Excerpt from a dataset:

============

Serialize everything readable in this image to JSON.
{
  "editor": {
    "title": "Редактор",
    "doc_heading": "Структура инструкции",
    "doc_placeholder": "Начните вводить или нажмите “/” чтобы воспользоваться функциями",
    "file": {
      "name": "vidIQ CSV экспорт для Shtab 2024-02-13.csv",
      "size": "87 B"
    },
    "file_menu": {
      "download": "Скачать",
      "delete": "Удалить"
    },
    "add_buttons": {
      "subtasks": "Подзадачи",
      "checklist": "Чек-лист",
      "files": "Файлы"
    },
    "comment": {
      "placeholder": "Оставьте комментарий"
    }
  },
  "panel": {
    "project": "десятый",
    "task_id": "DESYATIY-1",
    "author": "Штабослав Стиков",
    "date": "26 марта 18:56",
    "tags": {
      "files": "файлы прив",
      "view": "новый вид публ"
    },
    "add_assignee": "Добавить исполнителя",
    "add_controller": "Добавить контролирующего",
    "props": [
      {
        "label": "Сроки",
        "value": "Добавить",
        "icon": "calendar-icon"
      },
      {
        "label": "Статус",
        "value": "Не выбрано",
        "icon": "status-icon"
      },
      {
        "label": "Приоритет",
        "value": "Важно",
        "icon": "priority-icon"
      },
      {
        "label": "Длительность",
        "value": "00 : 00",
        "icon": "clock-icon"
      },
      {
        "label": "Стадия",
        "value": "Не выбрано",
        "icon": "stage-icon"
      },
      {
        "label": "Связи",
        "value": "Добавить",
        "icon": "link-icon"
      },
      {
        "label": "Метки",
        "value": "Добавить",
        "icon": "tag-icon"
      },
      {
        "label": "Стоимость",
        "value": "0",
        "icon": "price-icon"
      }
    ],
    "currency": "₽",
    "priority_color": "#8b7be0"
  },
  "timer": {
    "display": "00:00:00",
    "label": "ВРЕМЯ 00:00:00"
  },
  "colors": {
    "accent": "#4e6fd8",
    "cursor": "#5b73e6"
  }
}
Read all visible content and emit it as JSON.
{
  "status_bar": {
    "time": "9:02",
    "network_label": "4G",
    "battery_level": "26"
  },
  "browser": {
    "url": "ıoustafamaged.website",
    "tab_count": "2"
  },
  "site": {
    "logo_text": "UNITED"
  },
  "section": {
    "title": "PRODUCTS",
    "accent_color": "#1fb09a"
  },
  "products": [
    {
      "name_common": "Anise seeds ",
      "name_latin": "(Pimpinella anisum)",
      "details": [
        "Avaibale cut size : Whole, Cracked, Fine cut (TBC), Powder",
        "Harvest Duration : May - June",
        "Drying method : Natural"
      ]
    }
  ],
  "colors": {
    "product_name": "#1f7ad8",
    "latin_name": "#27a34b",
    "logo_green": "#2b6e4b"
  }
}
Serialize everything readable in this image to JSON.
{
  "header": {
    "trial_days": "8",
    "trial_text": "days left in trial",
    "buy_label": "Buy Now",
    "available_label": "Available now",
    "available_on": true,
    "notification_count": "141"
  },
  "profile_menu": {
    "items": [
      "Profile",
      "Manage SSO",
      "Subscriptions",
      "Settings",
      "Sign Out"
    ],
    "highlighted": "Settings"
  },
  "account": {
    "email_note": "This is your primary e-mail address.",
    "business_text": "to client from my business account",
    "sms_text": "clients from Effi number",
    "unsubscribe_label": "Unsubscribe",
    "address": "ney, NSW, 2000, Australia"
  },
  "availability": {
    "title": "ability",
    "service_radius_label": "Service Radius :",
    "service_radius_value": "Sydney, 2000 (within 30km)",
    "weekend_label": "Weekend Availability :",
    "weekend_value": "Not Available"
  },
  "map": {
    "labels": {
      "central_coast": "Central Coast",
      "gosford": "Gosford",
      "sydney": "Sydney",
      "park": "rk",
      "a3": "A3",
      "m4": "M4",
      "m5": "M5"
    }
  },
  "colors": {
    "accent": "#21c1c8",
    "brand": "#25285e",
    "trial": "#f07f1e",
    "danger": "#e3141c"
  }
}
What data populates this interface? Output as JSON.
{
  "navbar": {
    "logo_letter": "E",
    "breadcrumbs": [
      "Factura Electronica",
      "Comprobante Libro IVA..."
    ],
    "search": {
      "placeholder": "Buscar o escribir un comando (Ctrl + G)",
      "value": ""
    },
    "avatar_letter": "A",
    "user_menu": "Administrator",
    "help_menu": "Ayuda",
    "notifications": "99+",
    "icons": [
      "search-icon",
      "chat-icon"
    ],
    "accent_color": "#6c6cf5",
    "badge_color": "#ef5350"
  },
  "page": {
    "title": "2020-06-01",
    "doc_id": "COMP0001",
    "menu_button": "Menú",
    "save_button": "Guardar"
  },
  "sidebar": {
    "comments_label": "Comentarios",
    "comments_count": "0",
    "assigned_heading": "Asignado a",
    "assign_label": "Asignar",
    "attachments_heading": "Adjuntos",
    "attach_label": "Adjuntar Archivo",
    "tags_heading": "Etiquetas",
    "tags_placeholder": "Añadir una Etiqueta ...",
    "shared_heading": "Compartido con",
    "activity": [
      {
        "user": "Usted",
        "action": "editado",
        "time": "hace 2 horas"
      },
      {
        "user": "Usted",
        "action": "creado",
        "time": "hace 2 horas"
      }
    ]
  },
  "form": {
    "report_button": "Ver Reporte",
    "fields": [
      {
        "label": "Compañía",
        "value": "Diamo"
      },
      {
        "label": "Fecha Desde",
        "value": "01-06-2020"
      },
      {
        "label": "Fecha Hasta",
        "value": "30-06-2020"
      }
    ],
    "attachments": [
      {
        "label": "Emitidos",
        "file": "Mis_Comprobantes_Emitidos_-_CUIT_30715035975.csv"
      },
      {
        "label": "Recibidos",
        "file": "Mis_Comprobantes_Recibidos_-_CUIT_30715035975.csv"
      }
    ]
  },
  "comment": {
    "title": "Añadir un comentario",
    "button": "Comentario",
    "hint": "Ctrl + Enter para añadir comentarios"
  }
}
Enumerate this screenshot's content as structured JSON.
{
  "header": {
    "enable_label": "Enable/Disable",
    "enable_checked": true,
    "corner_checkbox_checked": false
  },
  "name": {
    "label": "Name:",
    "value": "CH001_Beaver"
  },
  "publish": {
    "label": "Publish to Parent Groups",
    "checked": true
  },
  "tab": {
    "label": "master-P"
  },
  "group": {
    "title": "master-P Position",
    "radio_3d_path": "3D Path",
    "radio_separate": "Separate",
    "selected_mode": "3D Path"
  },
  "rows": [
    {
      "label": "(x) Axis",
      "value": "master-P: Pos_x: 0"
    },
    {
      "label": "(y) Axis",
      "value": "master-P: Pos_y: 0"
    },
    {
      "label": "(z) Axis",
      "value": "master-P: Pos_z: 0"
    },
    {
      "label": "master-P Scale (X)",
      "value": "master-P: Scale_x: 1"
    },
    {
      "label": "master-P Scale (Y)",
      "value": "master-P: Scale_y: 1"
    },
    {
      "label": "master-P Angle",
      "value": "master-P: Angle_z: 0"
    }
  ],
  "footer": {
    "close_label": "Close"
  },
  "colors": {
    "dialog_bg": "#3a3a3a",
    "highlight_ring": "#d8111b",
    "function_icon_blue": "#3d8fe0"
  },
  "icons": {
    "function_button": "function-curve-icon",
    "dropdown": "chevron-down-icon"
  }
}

============

-- What is required --
Take the lines above and retype all of them exactly.

-- Full answer --
Serialize everything readable in this image to JSON.
{
  "editor": {
    "title": "Редактор",
    "doc_heading": "Структура инструкции",
    "doc_placeholder": "Начните вводить или нажмите “/” чтобы воспользоваться функциями",
    "file": {
      "name": "vidIQ CSV экспорт для Shtab 2024-02-13.csv",
      "size": "87 B"
    },
    "file_menu": {
      "download": "Скачать",
      "delete": "Удалить"
    },
    "add_buttons": {
      "subtasks": "Подзадачи",
      "checklist": "Чек-лист",
      "files": "Файлы"
    },
    "comment": {
      "placeholder": "Оставьте комментарий"
    }
  },
  "panel": {
    "project": "десятый",
    "task_id": "DESYATIY-1",
    "author": "Штабослав Стиков",
    "date": "26 марта 18:56",
    "tags": {
      "files": "файлы прив",
      "view": "новый вид публ"
    },
    "add_assignee": "Добавить исполнителя",
    "add_controller": "Добавить контролирующего",
    "props": [
      {
        "label": "Сроки",
        "value": "Добавить",
        "icon": "calendar-icon"
      },
      {
        "label": "Статус",
        "value": "Не выбрано",
        "icon": "status-icon"
      },
      {
        "label": "Приоритет",
        "value": "Важно",
        "icon": "priority-icon"
      },
      {
        "label": "Длительность",
        "value": "00 : 00",
        "icon": "clock-icon"
      },
      {
        "label": "Стадия",
        "value": "Не выбрано",
        "icon": "stage-icon"
      },
      {
        "label": "Связи",
        "value": "Добавить",
        "icon": "link-icon"
      },
      {
        "label": "Метки",
        "value": "Добавить",
        "icon": "tag-icon"
      },
      {
        "label": "Стоимость",
        "value": "0",
        "icon": "price-icon"
      }
    ],
    "currency": "₽",
    "priority_color": "#8b7be0"
  },
  "timer": {
    "display": "00:00:00",
    "label": "ВРЕМЯ 00:00:00"
  },
  "colors": {
    "accent": "#4e6fd8",
    "cursor": "#5b73e6"
  }
}
Read all visible content and emit it as JSON.
{
  "status_bar": {
    "time": "9:02",
    "network_label": "4G",
    "battery_level": "26"
  },
  "browser": {
    "url": "ıoustafamaged.website",
    "tab_count": "2"
  },
  "site": {
    "logo_text": "UNITED"
  },
  "section": {
    "title": "PRODUCTS",
    "accent_color": "#1fb09a"
  },
  "products": [
    {
      "name_common": "Anise seeds ",
      "name_latin": "(Pimpinella anisum)",
      "details": [
        "Avaibale cut size : Whole, Cracked, Fine cut (TBC), Powder",
        "Harvest Duration : May - June",
        "Drying method : Natural"
      ]
    }
  ],
  "colors": {
    "product_name": "#1f7ad8",
    "latin_name": "#27a34b",
    "logo_green": "#2b6e4b"
  }
}
Serialize everything readable in this image to JSON.
{
  "header": {
    "trial_days": "8",
    "trial_text": "days left in trial",
    "buy_label": "Buy Now",
    "available_label": "Available now",
    "available_on": true,
    "notification_count": "141"
  },
  "profile_menu": {
    "items": [
      "Profile",
      "Manage SSO",
      "Subscriptions",
      "Settings",
      "Sign Out"
    ],
    "highlighted": "Settings"
  },
  "account": {
    "email_note": "This is your primary e-mail address.",
    "business_text": "to client from my business account",
    "sms_text": "clients from Effi number",
    "unsubscribe_label": "Unsubscribe",
    "address": "ney, NSW, 2000, Australia"
  },
  "availability": {
    "title": "ability",
    "service_radius_label": "Service Radius :",
    "service_radius_value": "Sydney, 2000 (within 30km)",
    "weekend_label": "Weekend Availability :",
    "weekend_value": "Not Available"
  },
  "map": {
    "labels": {
      "central_coast": "Central Coast",
      "gosford": "Gosford",
      "sydney": "Sydney",
      "park": "rk",
      "a3": "A3",
      "m4": "M4",
      "m5": "M5"
    }
  },
  "colors": {
    "accent": "#21c1c8",
    "brand": "#25285e",
    "trial": "#f07f1e",
    "danger": "#e3141c"
  }
}
What data populates this interface? Output as JSON.
{
  "navbar": {
    "logo_letter": "E",
    "breadcrumbs": [
      "Factura Electronica",
      "Comprobante Libro IVA..."
    ],
    "search": {
      "placeholder": "Buscar o escribir un comando (Ctrl + G)",
      "value": ""
    },
    "avatar_letter": "A",
    "user_menu": "Administrator",
    "help_menu": "Ayuda",
    "notifications": "99+",
    "icons": [
      "search-icon",
      "chat-icon"
    ],
    "accent_color": "#6c6cf5",
    "badge_color": "#ef5350"
  },
  "page": {
    "title": "2020-06-01",
    "doc_id": "COMP0001",
    "menu_button": "Menú",
    "save_button": "Guardar"
  },
  "sidebar": {
    "comments_label": "Comentarios",
    "comments_count": "0",
    "assigned_heading": "Asignado a",
    "assign_label": "Asignar",
    "attachments_heading": "Adjuntos",
    "attach_label": "Adjuntar Archivo",
    "tags_heading": "Etiquetas",
    "tags_placeholder": "Añadir una Etiqueta ...",
    "shared_heading": "Compartido con",
    "activity": [
      {
        "user": "Usted",
        "action": "editado",
        "time": "hace 2 horas"
      },
      {
        "user": "Usted",
        "action": "creado",
        "time": "hace 2 horas"
      }
    ]
  },
  "form": {
    "report_button": "Ver Reporte",
    "fields": [
      {
        "label": "Compañía",
        "value": "Diamo"
      },
      {
        "label": "Fecha Desde",
        "value": "01-06-2020"
      },
      {
        "label": "Fecha Hasta",
        "value": "30-06-2020"
      }
    ],
    "attachments": [
      {
        "label": "Emitidos",
        "file": "Mis_Comprobantes_Emitidos_-_CUIT_30715035975.csv"
      },
      {
        "label": "Recibidos",
        "file": "Mis_Comprobantes_Recibidos_-_CUIT_30715035975.csv"
      }
    ]
  },
  "comment": {
    "title": "Añadir un comentario",
    "button": "Comentario",
    "hint": "Ctrl + Enter para añadir comentarios"
  }
}
Enumerate this screenshot's content as structured JSON.
{
  "header": {
    "enable_label": "Enable/Disable",
    "enable_checked": true,
    "corner_checkbox_checked": false
  },
  "name": {
    "label": "Name:",
    "value": "CH001_Beaver"
  },
  "publish": {
    "label": "Publish to Parent Groups",
    "checked": true
  },
  "tab": {
    "label": "master-P"
  },
  "group": {
    "title": "master-P Position",
    "radio_3d_path": "3D Path",
    "radio_separate": "Separate",
    "selected_mode": "3D Path"
  },
  "rows": [
    {
      "label": "(x) Axis",
      "value": "master-P: Pos_x: 0"
    },
    {
      "label": "(y) Axis",
      "value": "master-P: Pos_y: 0"
    },
    {
      "label": "(z) Axis",
      "value": "master-P: Pos_z: 0"
    },
    {
      "label": "master-P Scale (X)",
      "value": "master-P: Scale_x: 1"
    },
    {
      "label": "master-P Scale (Y)",
      "value": "master-P: Scale_y: 1"
    },
    {
      "label": "master-P Angle",
      "value": "master-P: Angle_z: 0"
    }
  ],
  "footer": {
    "close_label": "Close"
  },
  "colors": {
    "dialog_bg": "#3a3a3a",
    "highlight_ring": "#d8111b",
    "function_icon_blue": "#3d8fe0"
  },
  "icons": {
    "function_button": "function-curve-icon",
    "dropdown": "chevron-down-icon"
  }
}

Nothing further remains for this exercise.